§ **MATERIAL FOR THE TASK**:
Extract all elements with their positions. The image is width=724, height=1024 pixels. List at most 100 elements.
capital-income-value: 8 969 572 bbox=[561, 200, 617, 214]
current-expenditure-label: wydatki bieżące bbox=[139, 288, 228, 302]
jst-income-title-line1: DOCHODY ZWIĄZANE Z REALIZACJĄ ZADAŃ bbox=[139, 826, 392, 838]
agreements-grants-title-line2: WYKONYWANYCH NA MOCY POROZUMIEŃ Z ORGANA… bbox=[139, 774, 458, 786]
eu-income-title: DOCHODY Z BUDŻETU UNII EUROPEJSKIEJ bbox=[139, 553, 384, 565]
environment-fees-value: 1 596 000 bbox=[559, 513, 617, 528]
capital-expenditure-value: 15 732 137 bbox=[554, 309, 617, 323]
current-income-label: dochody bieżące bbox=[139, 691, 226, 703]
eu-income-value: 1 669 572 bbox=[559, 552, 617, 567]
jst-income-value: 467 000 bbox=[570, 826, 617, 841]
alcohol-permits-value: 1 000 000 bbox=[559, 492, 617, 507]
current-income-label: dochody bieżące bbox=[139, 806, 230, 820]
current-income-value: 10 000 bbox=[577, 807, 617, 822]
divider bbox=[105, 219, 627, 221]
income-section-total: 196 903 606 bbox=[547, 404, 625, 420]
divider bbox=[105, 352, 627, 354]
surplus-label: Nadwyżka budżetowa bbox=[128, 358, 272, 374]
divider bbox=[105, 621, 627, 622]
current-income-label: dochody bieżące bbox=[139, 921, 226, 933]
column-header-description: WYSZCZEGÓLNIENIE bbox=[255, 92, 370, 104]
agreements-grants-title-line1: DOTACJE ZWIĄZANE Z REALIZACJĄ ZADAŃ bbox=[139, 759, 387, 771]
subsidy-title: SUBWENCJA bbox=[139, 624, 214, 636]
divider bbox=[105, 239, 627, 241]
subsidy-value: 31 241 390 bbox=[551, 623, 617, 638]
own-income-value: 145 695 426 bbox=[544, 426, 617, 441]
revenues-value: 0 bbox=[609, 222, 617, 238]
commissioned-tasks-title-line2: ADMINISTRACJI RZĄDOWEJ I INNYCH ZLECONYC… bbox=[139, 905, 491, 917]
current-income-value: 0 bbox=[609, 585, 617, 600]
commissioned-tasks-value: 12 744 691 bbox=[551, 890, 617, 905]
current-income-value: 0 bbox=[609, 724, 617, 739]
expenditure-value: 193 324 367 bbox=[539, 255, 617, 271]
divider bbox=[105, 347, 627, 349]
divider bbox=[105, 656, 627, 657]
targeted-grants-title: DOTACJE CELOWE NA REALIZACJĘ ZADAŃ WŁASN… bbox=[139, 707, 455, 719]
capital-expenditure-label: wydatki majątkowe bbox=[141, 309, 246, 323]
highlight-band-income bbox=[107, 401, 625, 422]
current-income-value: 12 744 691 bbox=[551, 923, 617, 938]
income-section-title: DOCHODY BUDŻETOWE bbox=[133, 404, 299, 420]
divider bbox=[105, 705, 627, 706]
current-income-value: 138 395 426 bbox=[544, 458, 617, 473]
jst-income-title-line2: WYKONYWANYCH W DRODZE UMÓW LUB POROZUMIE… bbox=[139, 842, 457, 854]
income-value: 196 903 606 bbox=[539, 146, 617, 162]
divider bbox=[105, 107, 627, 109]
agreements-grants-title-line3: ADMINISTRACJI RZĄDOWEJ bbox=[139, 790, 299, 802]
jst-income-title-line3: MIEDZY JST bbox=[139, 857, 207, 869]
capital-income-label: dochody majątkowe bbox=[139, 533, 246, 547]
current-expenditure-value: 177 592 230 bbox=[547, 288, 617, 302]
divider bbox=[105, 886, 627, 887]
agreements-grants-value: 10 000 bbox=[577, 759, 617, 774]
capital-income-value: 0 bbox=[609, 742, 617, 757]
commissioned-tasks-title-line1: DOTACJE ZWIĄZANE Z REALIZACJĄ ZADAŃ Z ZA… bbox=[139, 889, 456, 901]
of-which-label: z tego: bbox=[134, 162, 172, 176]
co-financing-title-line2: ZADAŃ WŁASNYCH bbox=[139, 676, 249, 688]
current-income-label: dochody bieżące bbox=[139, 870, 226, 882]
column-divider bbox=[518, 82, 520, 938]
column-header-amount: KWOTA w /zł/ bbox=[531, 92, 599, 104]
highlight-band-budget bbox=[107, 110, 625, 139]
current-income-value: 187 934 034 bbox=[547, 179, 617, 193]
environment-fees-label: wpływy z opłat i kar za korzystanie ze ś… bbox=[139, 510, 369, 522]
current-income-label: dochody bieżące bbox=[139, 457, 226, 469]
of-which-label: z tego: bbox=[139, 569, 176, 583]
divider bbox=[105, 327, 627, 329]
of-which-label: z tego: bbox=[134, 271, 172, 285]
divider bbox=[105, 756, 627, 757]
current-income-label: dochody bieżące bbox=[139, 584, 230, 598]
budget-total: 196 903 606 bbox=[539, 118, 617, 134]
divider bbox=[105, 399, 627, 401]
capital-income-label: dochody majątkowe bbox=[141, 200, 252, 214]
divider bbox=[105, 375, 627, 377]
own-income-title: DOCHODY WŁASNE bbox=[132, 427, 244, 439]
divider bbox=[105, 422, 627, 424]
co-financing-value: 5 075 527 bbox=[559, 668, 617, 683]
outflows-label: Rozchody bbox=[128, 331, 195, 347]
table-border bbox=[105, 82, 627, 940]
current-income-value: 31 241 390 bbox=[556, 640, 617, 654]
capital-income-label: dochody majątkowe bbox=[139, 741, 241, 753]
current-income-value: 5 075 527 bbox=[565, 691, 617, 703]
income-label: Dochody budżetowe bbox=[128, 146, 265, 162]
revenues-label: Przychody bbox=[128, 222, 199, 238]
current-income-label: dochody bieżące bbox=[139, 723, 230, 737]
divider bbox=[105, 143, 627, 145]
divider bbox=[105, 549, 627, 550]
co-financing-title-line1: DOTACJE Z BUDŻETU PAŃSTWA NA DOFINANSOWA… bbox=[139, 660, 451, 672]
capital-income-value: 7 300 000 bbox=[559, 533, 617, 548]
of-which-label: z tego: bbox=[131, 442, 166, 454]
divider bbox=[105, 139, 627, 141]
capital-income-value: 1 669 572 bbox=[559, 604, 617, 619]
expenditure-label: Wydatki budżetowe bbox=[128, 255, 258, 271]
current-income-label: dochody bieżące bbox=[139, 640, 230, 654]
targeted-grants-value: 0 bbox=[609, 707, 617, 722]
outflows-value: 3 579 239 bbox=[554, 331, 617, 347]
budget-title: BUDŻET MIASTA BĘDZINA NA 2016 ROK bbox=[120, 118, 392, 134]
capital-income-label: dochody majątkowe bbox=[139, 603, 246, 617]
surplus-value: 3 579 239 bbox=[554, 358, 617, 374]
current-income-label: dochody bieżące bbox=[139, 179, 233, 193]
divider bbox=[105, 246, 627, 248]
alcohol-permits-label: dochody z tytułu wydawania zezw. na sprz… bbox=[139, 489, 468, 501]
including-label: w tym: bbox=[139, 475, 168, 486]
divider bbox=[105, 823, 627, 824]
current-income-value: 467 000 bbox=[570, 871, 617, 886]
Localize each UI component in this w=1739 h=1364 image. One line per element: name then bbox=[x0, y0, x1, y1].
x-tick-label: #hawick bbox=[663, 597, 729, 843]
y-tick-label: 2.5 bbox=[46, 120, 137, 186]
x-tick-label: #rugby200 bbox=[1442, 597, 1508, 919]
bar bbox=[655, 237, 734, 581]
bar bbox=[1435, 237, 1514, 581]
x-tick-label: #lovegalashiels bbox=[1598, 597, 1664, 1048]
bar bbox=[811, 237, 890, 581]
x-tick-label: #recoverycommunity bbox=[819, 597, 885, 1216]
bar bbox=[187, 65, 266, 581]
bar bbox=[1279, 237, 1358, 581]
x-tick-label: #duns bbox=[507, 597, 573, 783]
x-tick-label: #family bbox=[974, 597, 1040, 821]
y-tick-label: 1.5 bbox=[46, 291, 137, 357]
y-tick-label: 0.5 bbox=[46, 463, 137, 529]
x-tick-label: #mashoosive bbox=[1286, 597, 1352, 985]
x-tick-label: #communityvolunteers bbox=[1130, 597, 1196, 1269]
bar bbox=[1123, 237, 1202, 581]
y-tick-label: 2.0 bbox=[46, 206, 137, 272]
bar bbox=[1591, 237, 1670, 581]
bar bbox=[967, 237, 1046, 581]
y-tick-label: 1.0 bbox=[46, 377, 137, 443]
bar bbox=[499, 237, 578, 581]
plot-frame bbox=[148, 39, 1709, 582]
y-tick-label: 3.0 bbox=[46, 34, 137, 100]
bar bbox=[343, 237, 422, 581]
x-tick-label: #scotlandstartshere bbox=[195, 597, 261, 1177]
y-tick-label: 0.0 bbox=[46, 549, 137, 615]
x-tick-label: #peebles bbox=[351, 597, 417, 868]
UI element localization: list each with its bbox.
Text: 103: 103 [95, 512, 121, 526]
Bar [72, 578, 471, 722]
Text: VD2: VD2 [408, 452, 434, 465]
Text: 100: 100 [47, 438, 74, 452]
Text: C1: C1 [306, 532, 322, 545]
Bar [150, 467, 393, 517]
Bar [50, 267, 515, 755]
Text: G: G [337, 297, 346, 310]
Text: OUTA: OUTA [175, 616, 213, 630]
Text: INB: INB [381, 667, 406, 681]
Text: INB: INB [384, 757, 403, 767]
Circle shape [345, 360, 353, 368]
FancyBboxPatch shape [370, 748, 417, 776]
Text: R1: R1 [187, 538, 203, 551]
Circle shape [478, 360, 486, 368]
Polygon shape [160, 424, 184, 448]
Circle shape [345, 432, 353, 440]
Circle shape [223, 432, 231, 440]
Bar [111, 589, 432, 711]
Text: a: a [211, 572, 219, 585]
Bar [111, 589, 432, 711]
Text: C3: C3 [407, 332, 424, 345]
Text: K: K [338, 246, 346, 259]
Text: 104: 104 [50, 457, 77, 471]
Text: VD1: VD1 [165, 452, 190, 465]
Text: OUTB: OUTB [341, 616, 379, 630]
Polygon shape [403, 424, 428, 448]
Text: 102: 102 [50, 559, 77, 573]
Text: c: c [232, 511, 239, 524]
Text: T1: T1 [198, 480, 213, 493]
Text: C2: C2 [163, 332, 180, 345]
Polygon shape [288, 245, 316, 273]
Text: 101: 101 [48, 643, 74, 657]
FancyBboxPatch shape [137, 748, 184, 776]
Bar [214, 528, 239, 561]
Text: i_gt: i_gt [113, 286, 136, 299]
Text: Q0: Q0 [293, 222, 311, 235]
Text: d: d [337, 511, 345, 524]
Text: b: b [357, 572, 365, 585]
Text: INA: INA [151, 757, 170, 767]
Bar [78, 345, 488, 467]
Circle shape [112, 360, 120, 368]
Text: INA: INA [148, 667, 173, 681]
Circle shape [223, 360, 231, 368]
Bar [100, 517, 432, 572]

§ **WHAT NEEDS TO BE DONE**: Update the rows from the start of the rows through the line containing "income-section-total: 196 903", replacing every "current-income-label" with "current-revenue-label" and leaving everything else unchanged.

§ **RESPONSE TO THE TASK**:
Extract all elements with their positions. The image is width=724, height=1024 pixels. List at most 100 elements.
capital-income-value: 8 969 572 bbox=[561, 200, 617, 214]
current-expenditure-label: wydatki bieżące bbox=[139, 288, 228, 302]
jst-income-title-line1: DOCHODY ZWIĄZANE Z REALIZACJĄ ZADAŃ bbox=[139, 826, 392, 838]
agreements-grants-title-line2: WYKONYWANYCH NA MOCY POROZUMIEŃ Z ORGANA… bbox=[139, 774, 458, 786]
eu-income-title: DOCHODY Z BUDŻETU UNII EUROPEJSKIEJ bbox=[139, 553, 384, 565]
environment-fees-value: 1 596 000 bbox=[559, 513, 617, 528]
capital-expenditure-value: 15 732 137 bbox=[554, 309, 617, 323]
current-revenue-label: dochody bieżące bbox=[139, 691, 226, 703]
eu-income-value: 1 669 572 bbox=[559, 552, 617, 567]
jst-income-value: 467 000 bbox=[570, 826, 617, 841]
alcohol-permits-value: 1 000 000 bbox=[559, 492, 617, 507]
current-revenue-label: dochody bieżące bbox=[139, 806, 230, 820]
current-income-value: 10 000 bbox=[577, 807, 617, 822]
divider bbox=[105, 219, 627, 221]
income-section-total: 196 903 606 bbox=[547, 404, 625, 420]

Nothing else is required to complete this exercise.